To be done >> The records below hold pictures; please leave those out and retype the rest exactly.

[A block of data]
((

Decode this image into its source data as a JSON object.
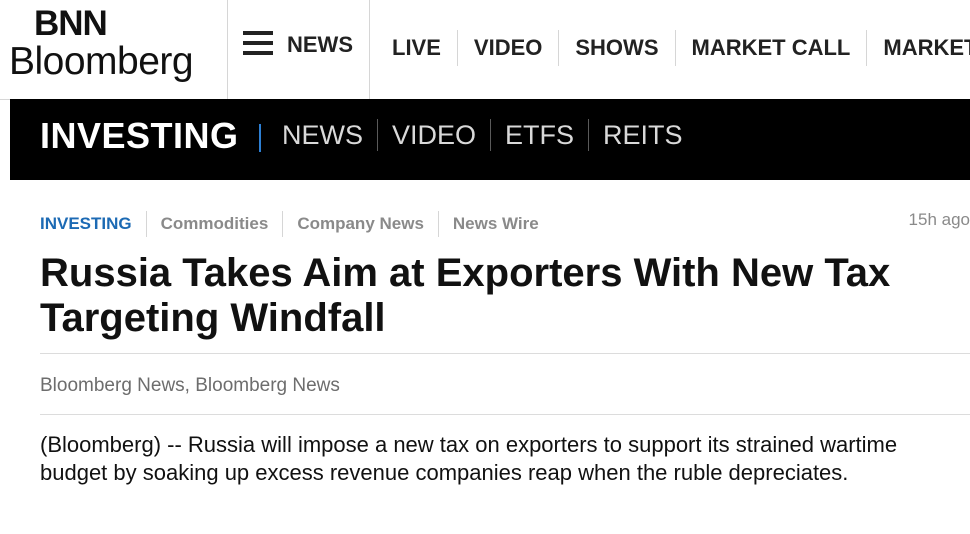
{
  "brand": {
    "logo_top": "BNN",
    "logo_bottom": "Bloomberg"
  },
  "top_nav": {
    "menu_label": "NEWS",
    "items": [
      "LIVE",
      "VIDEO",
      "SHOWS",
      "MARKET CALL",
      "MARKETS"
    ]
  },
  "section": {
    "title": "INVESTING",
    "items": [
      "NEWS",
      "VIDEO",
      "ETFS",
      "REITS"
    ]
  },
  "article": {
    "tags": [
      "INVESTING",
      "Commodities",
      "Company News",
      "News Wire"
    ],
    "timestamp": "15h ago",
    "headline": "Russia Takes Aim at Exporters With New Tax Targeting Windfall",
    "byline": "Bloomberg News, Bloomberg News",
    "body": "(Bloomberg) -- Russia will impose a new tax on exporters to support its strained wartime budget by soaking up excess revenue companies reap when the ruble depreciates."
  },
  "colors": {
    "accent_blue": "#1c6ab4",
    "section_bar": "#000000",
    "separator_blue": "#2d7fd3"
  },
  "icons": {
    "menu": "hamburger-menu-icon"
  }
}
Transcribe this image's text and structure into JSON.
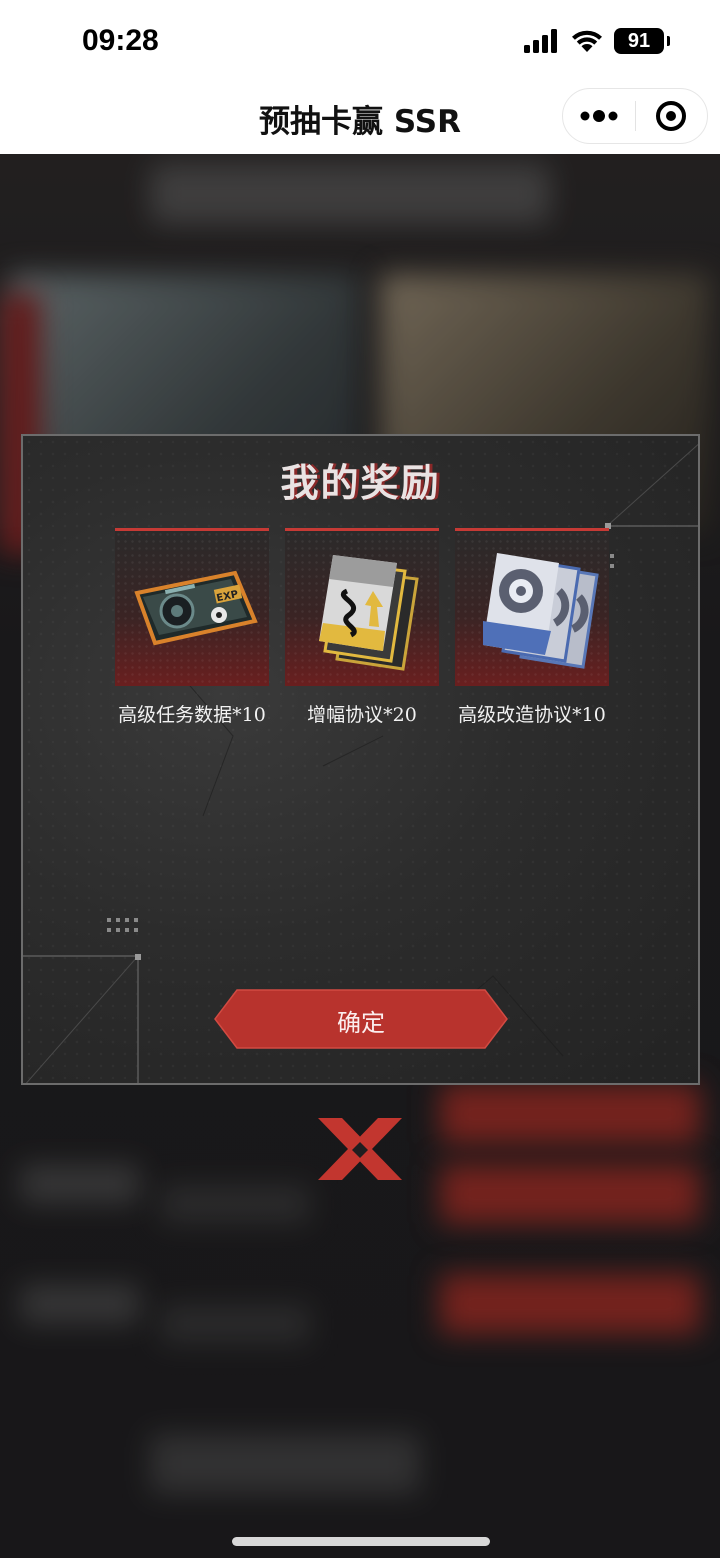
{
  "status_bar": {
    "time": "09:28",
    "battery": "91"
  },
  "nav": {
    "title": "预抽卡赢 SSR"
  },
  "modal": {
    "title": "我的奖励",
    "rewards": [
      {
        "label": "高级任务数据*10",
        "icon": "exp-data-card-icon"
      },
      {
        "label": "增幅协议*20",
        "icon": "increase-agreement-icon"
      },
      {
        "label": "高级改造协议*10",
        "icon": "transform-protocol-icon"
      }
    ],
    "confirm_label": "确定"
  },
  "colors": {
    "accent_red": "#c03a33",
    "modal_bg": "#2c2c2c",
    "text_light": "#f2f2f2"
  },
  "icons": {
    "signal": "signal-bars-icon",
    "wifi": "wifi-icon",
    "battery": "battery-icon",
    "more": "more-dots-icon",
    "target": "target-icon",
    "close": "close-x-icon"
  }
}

))

Task response >>
Decode this image into its source data as a JSON object.
{
  "brand": {
    "logo_top": "BNN",
    "logo_bottom": "Bloomberg"
  },
  "top_nav": {
    "menu_label": "NEWS",
    "items": [
      "LIVE",
      "VIDEO",
      "SHOWS",
      "MARKET CALL",
      "MARKETS"
    ]
  },
  "section": {
    "title": "INVESTING",
    "items": [
      "NEWS",
      "VIDEO",
      "ETFS",
      "REITS"
    ]
  },
  "article": {
    "tags": [
      "INVESTING",
      "Commodities",
      "Company News",
      "News Wire"
    ],
    "timestamp": "15h ago",
    "headline": "Russia Takes Aim at Exporters With New Tax Targeting Windfall",
    "byline": "Bloomberg News, Bloomberg News",
    "body": "(Bloomberg) -- Russia will impose a new tax on exporters to support its strained wartime budget by soaking up excess revenue companies reap when the ruble depreciates."
  },
  "colors": {
    "accent_blue": "#1c6ab4",
    "section_bar": "#000000",
    "separator_blue": "#2d7fd3"
  },
  "icons": {
    "menu": "hamburger-menu-icon"
  }
}
Transcribe this image's text and structure into JSON.
{
  "status_bar": {
    "time": "09:28",
    "battery": "91"
  },
  "nav": {
    "title": "预抽卡赢 SSR"
  },
  "modal": {
    "title": "我的奖励",
    "rewards": [
      {
        "label": "高级任务数据*10",
        "icon": "exp-data-card-icon"
      },
      {
        "label": "增幅协议*20",
        "icon": "increase-agreement-icon"
      },
      {
        "label": "高级改造协议*10",
        "icon": "transform-protocol-icon"
      }
    ],
    "confirm_label": "确定"
  },
  "colors": {
    "accent_red": "#c03a33",
    "modal_bg": "#2c2c2c",
    "text_light": "#f2f2f2"
  },
  "icons": {
    "signal": "signal-bars-icon",
    "wifi": "wifi-icon",
    "battery": "battery-icon",
    "more": "more-dots-icon",
    "target": "target-icon",
    "close": "close-x-icon"
  }
}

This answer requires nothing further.